DIRECTIVE A: Rewrite the air quality project README starting with "project-group-group04 created by" and going on through "installed if wished.", putting "cartopy" in place of "geoplot".
DIRECTIVE B: Carry the air quality project README forward from the point where it stops.

QUOTED TEXT:
◇ ◇ ◇ ◇ ◇
/project-group-group04

project-group-group04 created by GitHub Classroom

Primary LanguageJupyter NotebookMIT LicenseMIT

Group 04 - Regional Air Quality and its Effect on Asthma Prevalence in the US

Important

To run this code locally, make sure at a minium all the packages listed in requirements.txt are installed using your package manager of choice (pip, conda, poetry, etc), on at least python 3.9 or higher. However do note that installing geoplot may require installing system dependencies, such as libgeos-dev on linux, and may require pillow to be installed separately. Furthermore, pyarrow and pyogrio can optionally be installed to speedup I/O operations, especially reads of unprocessed data. numexpr and bottleneck can also be installed if wished.
◇ ◇ ◇ ◇ ◇
SOURCE MATERIAL:
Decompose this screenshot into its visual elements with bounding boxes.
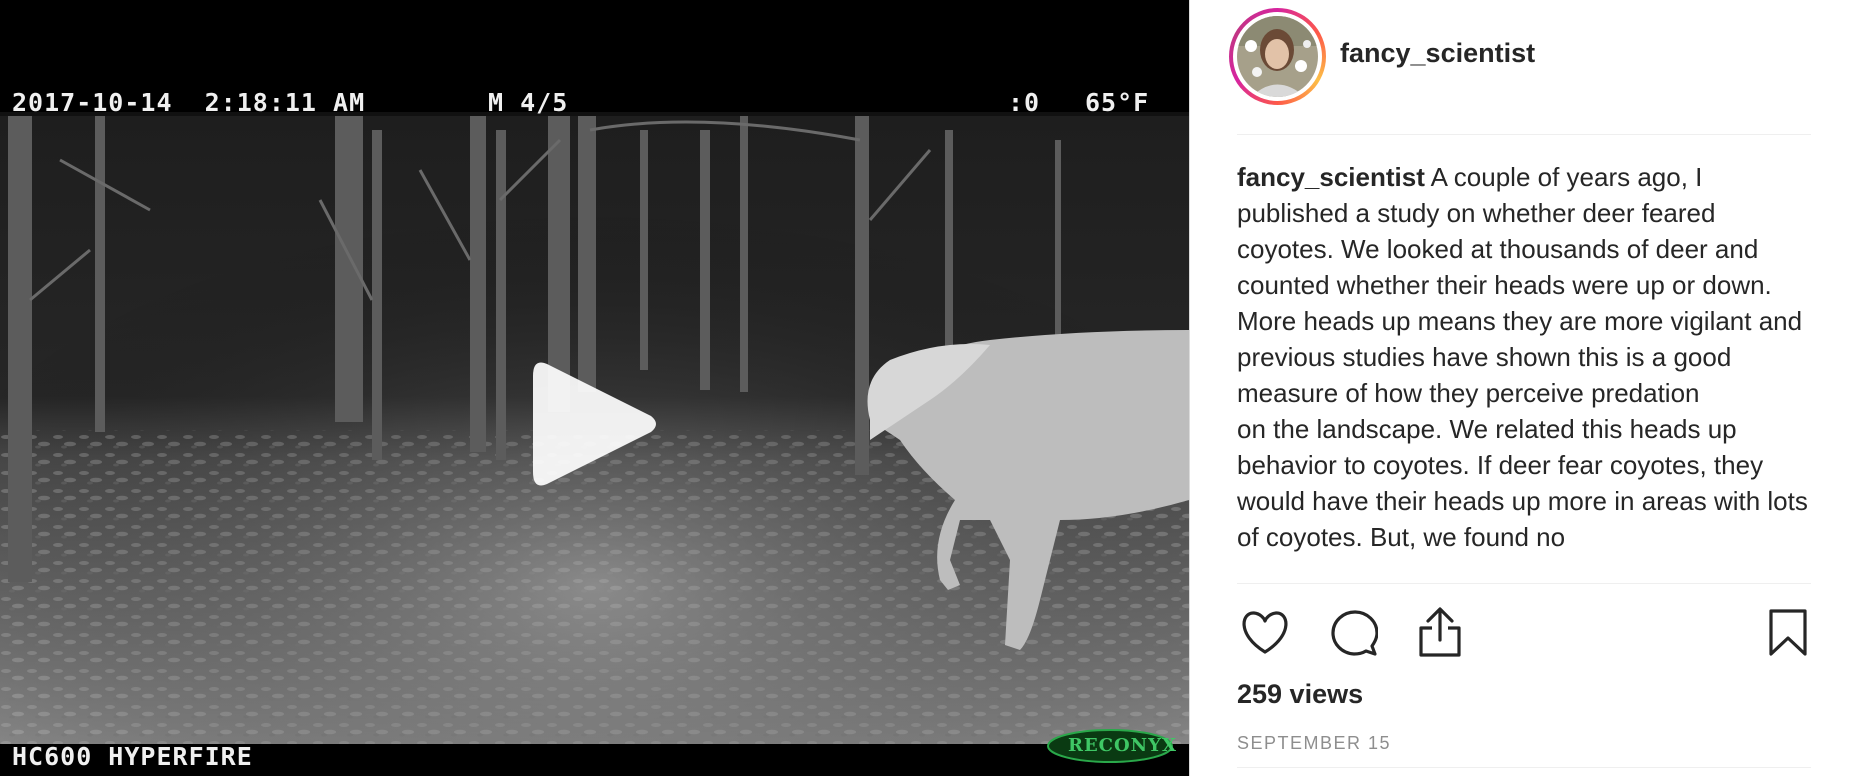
◇ ◇ ◇ ◇ ◇
RIGHT ANSWER A:
project-group-group04 created by GitHub Classroom

Primary LanguageJupyter NotebookMIT LicenseMIT

Group 04 - Regional Air Quality and its Effect on Asthma Prevalence in the US

Important

To run this code locally, make sure at a minium all the packages listed in requirements.txt are installed using your package manager of choice (pip, conda, poetry, etc), on at least python 3.9 or higher. However do note that installing cartopy may require installing system dependencies, such as libgeos-dev on linux, and may require pillow to be installed separately. Furthermore, pyarrow and pyogrio can optionally be installed to speedup I/O operations, especially reads of unprocessed data. numexpr and bottleneck can also be installed if wished.

RIGHT ANSWER B:
Topics and Interests

Our group will be analyzing the air quality among different locations within the United States and we will each be focusing on specific possible factors effecting the varying AQI levels. There are a large variety of locations outlined in our dataset and we will be narrowing in on locations based off of proximity to large bodies of water, landlocked metro areas, rural, urban, and industrialized areas. With these types of areas we will proceed to analyze any potential correlations that they have with amounts of chemical(s) that are present and are produced from various sources. With this we will be able to further explore and understand if there are any differences in air quality between rural vs urban locations, coastal vs central land locations, and industrialized vs rural. In addition to any findings and correlations we may determine, we would also like to assess any relations between AQI levels and asthma rates.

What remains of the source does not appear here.